Working data

>>>>>

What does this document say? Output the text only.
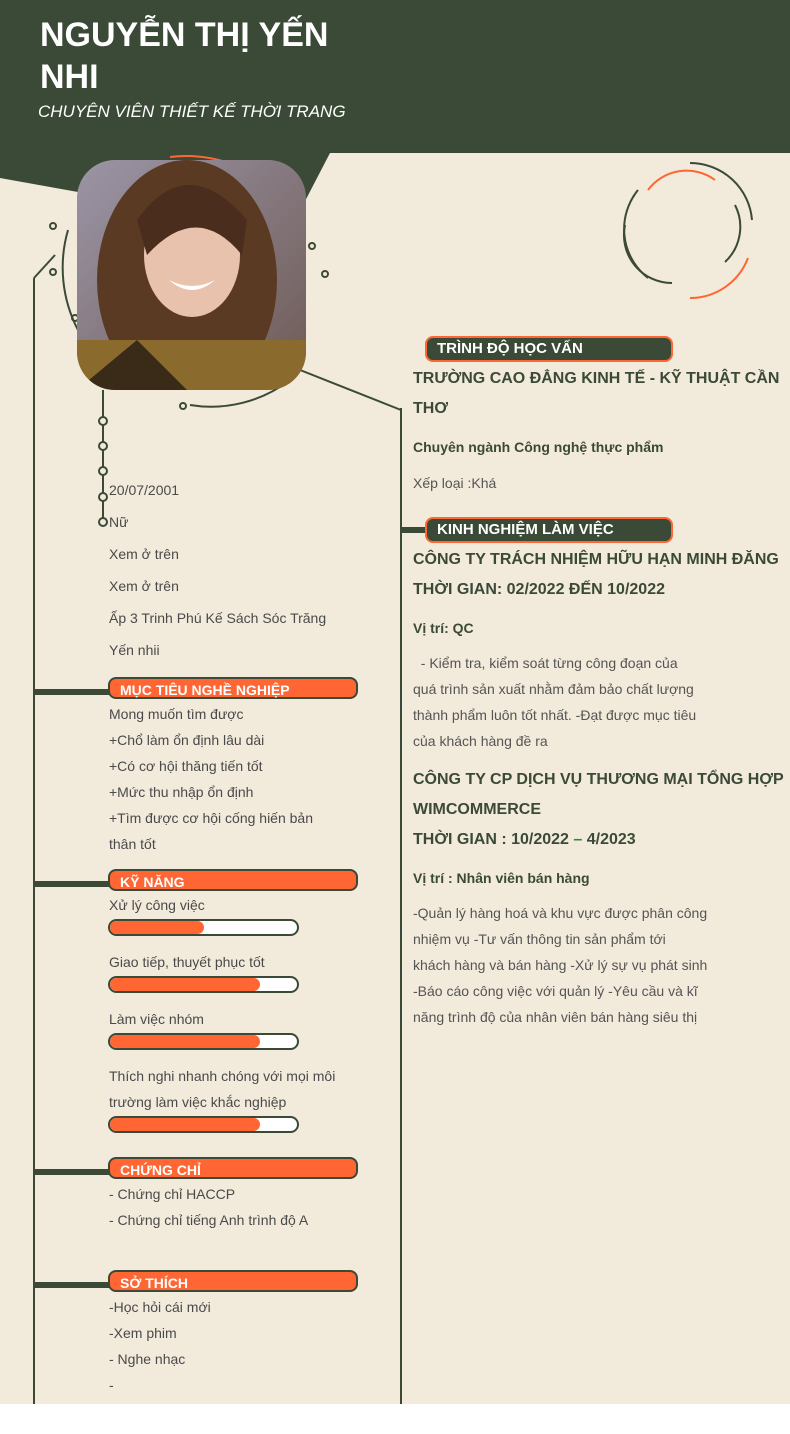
NGUYỄN THỊ YẾN NHI
CHUYÊN VIÊN THIẾT KẾ THỜI TRANG
20/07/2001
Nữ
Xem ở trên
Xem ở trên
Ấp 3 Trinh Phú Kế Sách Sóc Trăng
Yến nhii
MỤC TIÊU NGHỀ NGHIỆP
Mong muốn tìm được
+Chổ làm ổn định lâu dài
+Có cơ hội thăng tiến tốt
+Mức thu nhập ổn định
+Tìm được cơ hội cống hiến bản
thân tốt
KỸ NĂNG
Xử lý công việc
Giao tiếp, thuyết phục tốt
Làm việc nhóm
Thích nghi nhanh chóng với mọi môi
trường làm việc khắc nghiệp
CHỨNG CHỈ
- Chứng chỉ HACCP
- Chứng chỉ tiếng Anh trình độ A
SỞ THÍCH
-Học hỏi cái mới
-Xem phim
- Nghe nhạc
-
TRÌNH ĐỘ HỌC VẤN
TRƯỜNG CAO ĐẲNG KINH TẾ - KỸ THUẬT CẦN
THƠ
Chuyên ngành Công nghệ thực phẩm
Xếp loại :Khá
KINH NGHIỆM LÀM VIỆC
CÔNG TY TRÁCH NHIỆM HỮU HẠN MINH ĐĂNG
THỜI GIAN: 02/2022 ĐẾN 10/2022
Vị trí: QC
- Kiểm tra, kiểm soát từng công đoạn của
quá trình sản xuất nhằm đảm bảo chất lượng
thành phẩm luôn tốt nhất. -Đạt được mục tiêu
của khách hàng đề ra
CÔNG TY CP DỊCH VỤ THƯƠNG MẠI TỔNG HỢP
WIMCOMMERCE
THỜI GIAN : 10/2022 – 4/2023
Vị trí : Nhân viên bán hàng
-Quản lý hàng hoá và khu vực được phân công
nhiệm vụ -Tư vấn thông tin sản phẩm tới
khách hàng và bán hàng -Xử lý sự vụ phát sinh
-Báo cáo công việc với quản lý -Yêu cầu và kĩ
năng trình độ của nhân viên bán hàng siêu thị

<<<<<

Description of the task
Scan the listing above for the word "định" and show each line where it is found.

Result for this exercise
+Chổ làm ổn định lâu dài
+Mức thu nhập ổn định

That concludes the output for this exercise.